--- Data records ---
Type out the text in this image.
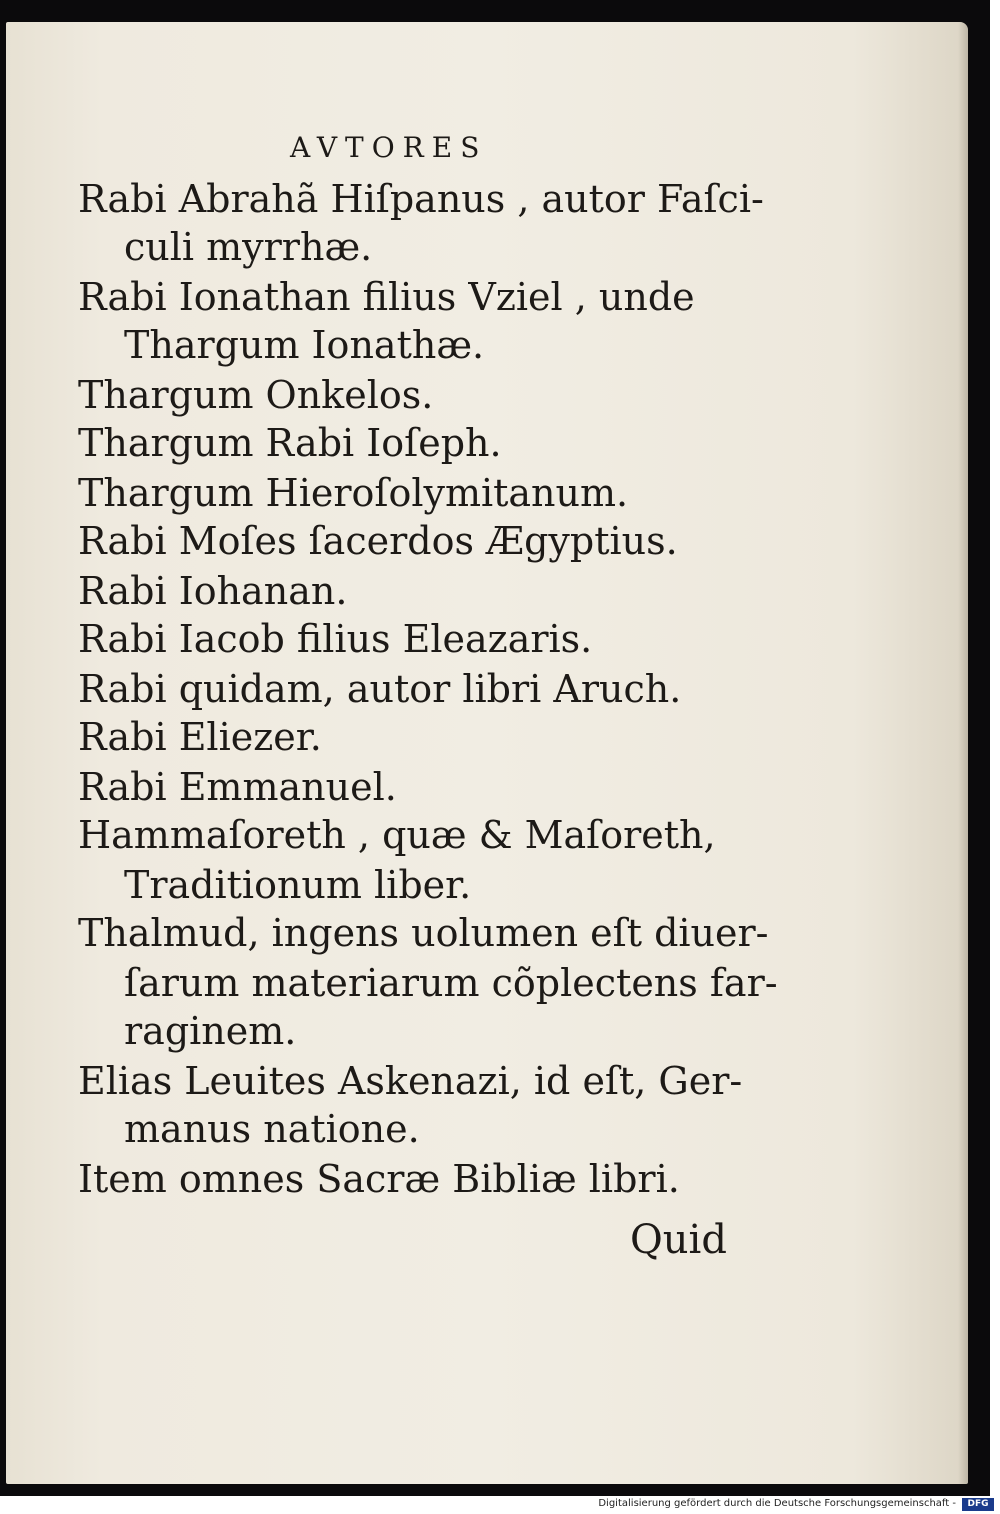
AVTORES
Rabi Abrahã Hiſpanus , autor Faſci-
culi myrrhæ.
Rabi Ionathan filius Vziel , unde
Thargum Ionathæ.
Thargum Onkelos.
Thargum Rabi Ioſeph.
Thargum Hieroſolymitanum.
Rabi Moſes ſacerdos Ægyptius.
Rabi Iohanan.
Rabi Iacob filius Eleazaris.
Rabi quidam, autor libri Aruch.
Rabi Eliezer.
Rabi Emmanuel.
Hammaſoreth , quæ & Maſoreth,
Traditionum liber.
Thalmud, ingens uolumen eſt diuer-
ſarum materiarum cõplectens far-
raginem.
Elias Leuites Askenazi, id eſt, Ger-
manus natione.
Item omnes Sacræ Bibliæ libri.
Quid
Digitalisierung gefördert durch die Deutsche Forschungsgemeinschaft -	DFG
==
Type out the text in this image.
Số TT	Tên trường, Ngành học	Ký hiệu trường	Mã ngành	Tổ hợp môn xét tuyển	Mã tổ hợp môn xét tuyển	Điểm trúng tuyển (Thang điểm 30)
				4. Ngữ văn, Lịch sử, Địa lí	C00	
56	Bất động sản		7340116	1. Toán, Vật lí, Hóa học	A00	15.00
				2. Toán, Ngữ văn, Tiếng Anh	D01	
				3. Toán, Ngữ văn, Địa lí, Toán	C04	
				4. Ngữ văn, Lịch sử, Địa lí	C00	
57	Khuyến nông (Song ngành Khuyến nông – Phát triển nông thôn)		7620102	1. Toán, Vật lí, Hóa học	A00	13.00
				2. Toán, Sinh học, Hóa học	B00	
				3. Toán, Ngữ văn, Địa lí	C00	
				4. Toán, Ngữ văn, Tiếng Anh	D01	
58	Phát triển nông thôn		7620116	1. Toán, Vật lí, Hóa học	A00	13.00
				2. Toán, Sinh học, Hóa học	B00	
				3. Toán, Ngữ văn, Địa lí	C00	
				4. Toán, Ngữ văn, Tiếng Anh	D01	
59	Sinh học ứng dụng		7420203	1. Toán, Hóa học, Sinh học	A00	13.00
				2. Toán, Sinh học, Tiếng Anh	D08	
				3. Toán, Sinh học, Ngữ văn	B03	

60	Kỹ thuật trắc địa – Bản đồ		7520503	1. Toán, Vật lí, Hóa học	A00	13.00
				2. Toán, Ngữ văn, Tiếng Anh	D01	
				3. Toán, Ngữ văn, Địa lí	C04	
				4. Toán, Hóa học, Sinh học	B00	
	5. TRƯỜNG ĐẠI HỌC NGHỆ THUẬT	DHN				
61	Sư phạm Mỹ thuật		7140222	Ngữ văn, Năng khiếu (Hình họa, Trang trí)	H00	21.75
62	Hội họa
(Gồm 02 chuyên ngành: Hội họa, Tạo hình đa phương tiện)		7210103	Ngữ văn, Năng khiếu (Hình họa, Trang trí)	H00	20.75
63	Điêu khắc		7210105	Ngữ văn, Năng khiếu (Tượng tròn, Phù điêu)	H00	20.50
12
* * *
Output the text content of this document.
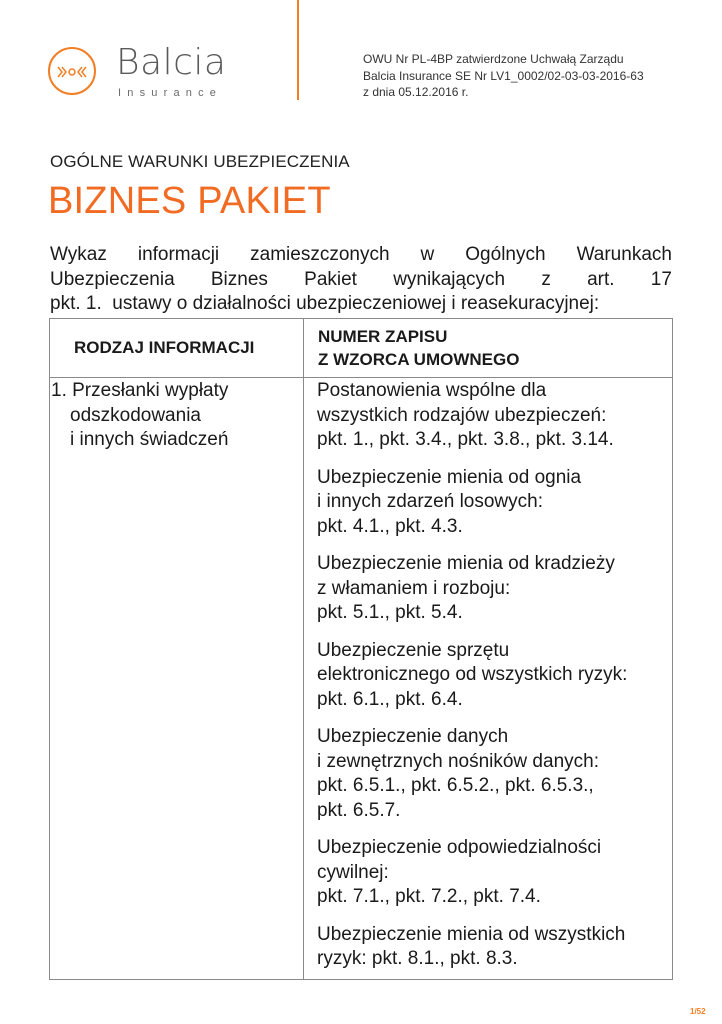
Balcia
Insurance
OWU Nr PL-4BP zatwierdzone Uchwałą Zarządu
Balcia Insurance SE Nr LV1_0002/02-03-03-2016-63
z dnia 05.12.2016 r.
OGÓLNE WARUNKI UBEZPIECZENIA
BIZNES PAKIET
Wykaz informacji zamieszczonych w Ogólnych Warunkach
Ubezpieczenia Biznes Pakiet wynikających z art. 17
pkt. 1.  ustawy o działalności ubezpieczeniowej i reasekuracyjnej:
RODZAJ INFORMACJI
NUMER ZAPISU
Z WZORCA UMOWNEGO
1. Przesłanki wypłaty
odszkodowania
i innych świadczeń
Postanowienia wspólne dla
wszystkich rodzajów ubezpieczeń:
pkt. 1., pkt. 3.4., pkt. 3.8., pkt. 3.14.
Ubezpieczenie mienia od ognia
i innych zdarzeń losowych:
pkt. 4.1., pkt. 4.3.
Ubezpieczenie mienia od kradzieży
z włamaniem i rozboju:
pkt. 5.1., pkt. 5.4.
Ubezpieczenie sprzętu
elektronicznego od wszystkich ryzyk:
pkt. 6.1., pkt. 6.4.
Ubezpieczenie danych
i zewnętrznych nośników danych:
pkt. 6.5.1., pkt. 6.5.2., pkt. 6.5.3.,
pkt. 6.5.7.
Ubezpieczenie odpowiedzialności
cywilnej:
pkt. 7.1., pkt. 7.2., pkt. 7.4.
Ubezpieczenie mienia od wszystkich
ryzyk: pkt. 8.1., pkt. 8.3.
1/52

--- Exercise aim ---
Pick out every line holding the string "libri" and return it.

--- Exercise response ---
Rabi quidam, autor libri Aruch.
Item omnes Sacræ Bibliæ libri.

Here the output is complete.